■ **Exercise description**:
Output the entries verbatim, including every line.

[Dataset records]
<<<<
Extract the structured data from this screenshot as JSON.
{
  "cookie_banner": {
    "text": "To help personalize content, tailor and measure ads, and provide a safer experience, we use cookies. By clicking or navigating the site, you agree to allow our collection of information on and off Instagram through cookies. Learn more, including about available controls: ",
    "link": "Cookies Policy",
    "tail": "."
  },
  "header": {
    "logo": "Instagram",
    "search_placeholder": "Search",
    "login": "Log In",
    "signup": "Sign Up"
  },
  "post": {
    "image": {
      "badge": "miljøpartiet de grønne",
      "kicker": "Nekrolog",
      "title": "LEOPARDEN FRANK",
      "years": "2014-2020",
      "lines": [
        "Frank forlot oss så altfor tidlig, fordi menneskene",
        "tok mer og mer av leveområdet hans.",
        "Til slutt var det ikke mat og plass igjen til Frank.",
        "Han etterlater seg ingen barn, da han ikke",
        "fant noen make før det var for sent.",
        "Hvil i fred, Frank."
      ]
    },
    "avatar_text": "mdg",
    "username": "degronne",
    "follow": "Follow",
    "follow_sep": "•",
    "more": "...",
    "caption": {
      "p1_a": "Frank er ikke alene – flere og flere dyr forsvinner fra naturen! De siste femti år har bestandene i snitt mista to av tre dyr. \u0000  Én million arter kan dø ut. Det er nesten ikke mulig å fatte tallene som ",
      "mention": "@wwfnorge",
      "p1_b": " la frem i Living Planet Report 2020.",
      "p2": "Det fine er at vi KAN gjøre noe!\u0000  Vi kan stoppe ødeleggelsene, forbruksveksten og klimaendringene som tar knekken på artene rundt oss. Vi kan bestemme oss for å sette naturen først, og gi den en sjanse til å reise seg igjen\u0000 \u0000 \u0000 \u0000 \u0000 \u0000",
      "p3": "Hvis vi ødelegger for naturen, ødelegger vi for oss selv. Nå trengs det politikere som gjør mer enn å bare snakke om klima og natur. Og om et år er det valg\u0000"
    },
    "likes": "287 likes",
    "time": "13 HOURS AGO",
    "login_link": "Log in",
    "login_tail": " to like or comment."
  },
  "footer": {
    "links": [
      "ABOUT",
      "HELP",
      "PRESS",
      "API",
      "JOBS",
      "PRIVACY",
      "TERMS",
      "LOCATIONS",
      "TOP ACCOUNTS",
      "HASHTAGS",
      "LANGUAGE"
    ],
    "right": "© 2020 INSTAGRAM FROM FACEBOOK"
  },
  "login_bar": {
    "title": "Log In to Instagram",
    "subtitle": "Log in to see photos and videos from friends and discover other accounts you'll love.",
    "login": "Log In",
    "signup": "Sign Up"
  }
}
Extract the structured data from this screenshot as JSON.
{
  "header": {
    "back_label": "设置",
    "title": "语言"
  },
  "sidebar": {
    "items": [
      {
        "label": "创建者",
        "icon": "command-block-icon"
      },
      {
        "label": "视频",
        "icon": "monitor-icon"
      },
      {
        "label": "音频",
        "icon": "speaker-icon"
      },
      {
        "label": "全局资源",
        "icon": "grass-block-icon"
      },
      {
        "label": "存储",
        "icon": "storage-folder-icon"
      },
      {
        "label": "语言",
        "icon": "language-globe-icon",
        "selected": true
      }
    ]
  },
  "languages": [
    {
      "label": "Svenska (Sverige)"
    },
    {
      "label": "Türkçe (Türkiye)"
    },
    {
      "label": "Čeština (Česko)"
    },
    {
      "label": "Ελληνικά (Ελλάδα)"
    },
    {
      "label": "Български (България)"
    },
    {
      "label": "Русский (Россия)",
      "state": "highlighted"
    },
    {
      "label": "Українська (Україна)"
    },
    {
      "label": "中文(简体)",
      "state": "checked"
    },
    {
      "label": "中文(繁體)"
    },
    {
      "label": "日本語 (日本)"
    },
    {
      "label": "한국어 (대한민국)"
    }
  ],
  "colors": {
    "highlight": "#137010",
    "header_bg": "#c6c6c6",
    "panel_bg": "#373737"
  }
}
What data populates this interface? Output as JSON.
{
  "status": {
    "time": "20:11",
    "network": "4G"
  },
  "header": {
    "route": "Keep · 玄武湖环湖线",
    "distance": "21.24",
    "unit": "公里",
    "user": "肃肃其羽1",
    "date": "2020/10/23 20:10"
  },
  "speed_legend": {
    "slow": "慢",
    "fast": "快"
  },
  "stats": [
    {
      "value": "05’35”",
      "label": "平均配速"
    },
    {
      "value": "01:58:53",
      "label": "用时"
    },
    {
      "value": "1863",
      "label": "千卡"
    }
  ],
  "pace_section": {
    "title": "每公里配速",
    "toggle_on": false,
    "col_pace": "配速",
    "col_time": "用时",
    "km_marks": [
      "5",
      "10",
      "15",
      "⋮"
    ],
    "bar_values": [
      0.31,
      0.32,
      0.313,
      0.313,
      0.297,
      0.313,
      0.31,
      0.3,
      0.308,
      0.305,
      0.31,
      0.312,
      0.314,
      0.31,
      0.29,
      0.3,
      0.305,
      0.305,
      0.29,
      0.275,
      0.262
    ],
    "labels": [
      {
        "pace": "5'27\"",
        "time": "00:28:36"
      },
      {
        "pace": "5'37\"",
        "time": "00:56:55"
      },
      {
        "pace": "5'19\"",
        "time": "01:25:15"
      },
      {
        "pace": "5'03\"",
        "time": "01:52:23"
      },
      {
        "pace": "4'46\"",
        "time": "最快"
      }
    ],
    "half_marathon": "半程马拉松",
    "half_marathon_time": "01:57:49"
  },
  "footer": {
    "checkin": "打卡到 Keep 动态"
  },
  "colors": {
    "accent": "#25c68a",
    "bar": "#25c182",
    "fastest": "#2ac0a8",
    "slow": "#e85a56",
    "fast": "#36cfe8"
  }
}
>>>>
■ **Right answer**:
Extract the structured data from this screenshot as JSON.
{
  "cookie_banner": {
    "text": "To help personalize content, tailor and measure ads, and provide a safer experience, we use cookies. By clicking or navigating the site, you agree to allow our collection of information on and off Instagram through cookies. Learn more, including about available controls: ",
    "link": "Cookies Policy",
    "tail": "."
  },
  "header": {
    "logo": "Instagram",
    "search_placeholder": "Search",
    "login": "Log In",
    "signup": "Sign Up"
  },
  "post": {
    "image": {
      "badge": "miljøpartiet de grønne",
      "kicker": "Nekrolog",
      "title": "LEOPARDEN FRANK",
      "years": "2014-2020",
      "lines": [
        "Frank forlot oss så altfor tidlig, fordi menneskene",
        "tok mer og mer av leveområdet hans.",
        "Til slutt var det ikke mat og plass igjen til Frank.",
        "Han etterlater seg ingen barn, da han ikke",
        "fant noen make før det var for sent.",
        "Hvil i fred, Frank."
      ]
    },
    "avatar_text": "mdg",
    "username": "degronne",
    "follow": "Follow",
    "follow_sep": "•",
    "more": "...",
    "caption": {
      "p1_a": "Frank er ikke alene – flere og flere dyr forsvinner fra naturen! De siste femti år har bestandene i snitt mista to av tre dyr. \u0000  Én million arter kan dø ut. Det er nesten ikke mulig å fatte tallene som ",
      "mention": "@wwfnorge",
      "p1_b": " la frem i Living Planet Report 2020.",
      "p2": "Det fine er at vi KAN gjøre noe!\u0000  Vi kan stoppe ødeleggelsene, forbruksveksten og klimaendringene som tar knekken på artene rundt oss. Vi kan bestemme oss for å sette naturen først, og gi den en sjanse til å reise seg igjen\u0000 \u0000 \u0000 \u0000 \u0000 \u0000",
      "p3": "Hvis vi ødelegger for naturen, ødelegger vi for oss selv. Nå trengs det politikere som gjør mer enn å bare snakke om klima og natur. Og om et år er det valg\u0000"
    },
    "likes": "287 likes",
    "time": "13 HOURS AGO",
    "login_link": "Log in",
    "login_tail": " to like or comment."
  },
  "footer": {
    "links": [
      "ABOUT",
      "HELP",
      "PRESS",
      "API",
      "JOBS",
      "PRIVACY",
      "TERMS",
      "LOCATIONS",
      "TOP ACCOUNTS",
      "HASHTAGS",
      "LANGUAGE"
    ],
    "right": "© 2020 INSTAGRAM FROM FACEBOOK"
  },
  "login_bar": {
    "title": "Log In to Instagram",
    "subtitle": "Log in to see photos and videos from friends and discover other accounts you'll love.",
    "login": "Log In",
    "signup": "Sign Up"
  }
}
Extract the structured data from this screenshot as JSON.
{
  "header": {
    "back_label": "设置",
    "title": "语言"
  },
  "sidebar": {
    "items": [
      {
        "label": "创建者",
        "icon": "command-block-icon"
      },
      {
        "label": "视频",
        "icon": "monitor-icon"
      },
      {
        "label": "音频",
        "icon": "speaker-icon"
      },
      {
        "label": "全局资源",
        "icon": "grass-block-icon"
      },
      {
        "label": "存储",
        "icon": "storage-folder-icon"
      },
      {
        "label": "语言",
        "icon": "language-globe-icon",
        "selected": true
      }
    ]
  },
  "languages": [
    {
      "label": "Svenska (Sverige)"
    },
    {
      "label": "Türkçe (Türkiye)"
    },
    {
      "label": "Čeština (Česko)"
    },
    {
      "label": "Ελληνικά (Ελλάδα)"
    },
    {
      "label": "Български (България)"
    },
    {
      "label": "Русский (Россия)",
      "state": "highlighted"
    },
    {
      "label": "Українська (Україна)"
    },
    {
      "label": "中文(简体)",
      "state": "checked"
    },
    {
      "label": "中文(繁體)"
    },
    {
      "label": "日本語 (日本)"
    },
    {
      "label": "한국어 (대한민국)"
    }
  ],
  "colors": {
    "highlight": "#137010",
    "header_bg": "#c6c6c6",
    "panel_bg": "#373737"
  }
}
What data populates this interface? Output as JSON.
{
  "status": {
    "time": "20:11",
    "network": "4G"
  },
  "header": {
    "route": "Keep · 玄武湖环湖线",
    "distance": "21.24",
    "unit": "公里",
    "user": "肃肃其羽1",
    "date": "2020/10/23 20:10"
  },
  "speed_legend": {
    "slow": "慢",
    "fast": "快"
  },
  "stats": [
    {
      "value": "05’35”",
      "label": "平均配速"
    },
    {
      "value": "01:58:53",
      "label": "用时"
    },
    {
      "value": "1863",
      "label": "千卡"
    }
  ],
  "pace_section": {
    "title": "每公里配速",
    "toggle_on": false,
    "col_pace": "配速",
    "col_time": "用时",
    "km_marks": [
      "5",
      "10",
      "15",
      "⋮"
    ],
    "bar_values": [
      0.31,
      0.32,
      0.313,
      0.313,
      0.297,
      0.313,
      0.31,
      0.3,
      0.308,
      0.305,
      0.31,
      0.312,
      0.314,
      0.31,
      0.29,
      0.3,
      0.305,
      0.305,
      0.29,
      0.275,
      0.262
    ],
    "labels": [
      {
        "pace": "5'27\"",
        "time": "00:28:36"
      },
      {
        "pace": "5'37\"",
        "time": "00:56:55"
      },
      {
        "pace": "5'19\"",
        "time": "01:25:15"
      },
      {
        "pace": "5'03\"",
        "time": "01:52:23"
      },
      {
        "pace": "4'46\"",
        "time": "最快"
      }
    ],
    "half_marathon": "半程马拉松",
    "half_marathon_time": "01:57:49"
  },
  "footer": {
    "checkin": "打卡到 Keep 动态"
  },
  "colors": {
    "accent": "#25c68a",
    "bar": "#25c182",
    "fastest": "#2ac0a8",
    "slow": "#e85a56",
    "fast": "#36cfe8"
  }
}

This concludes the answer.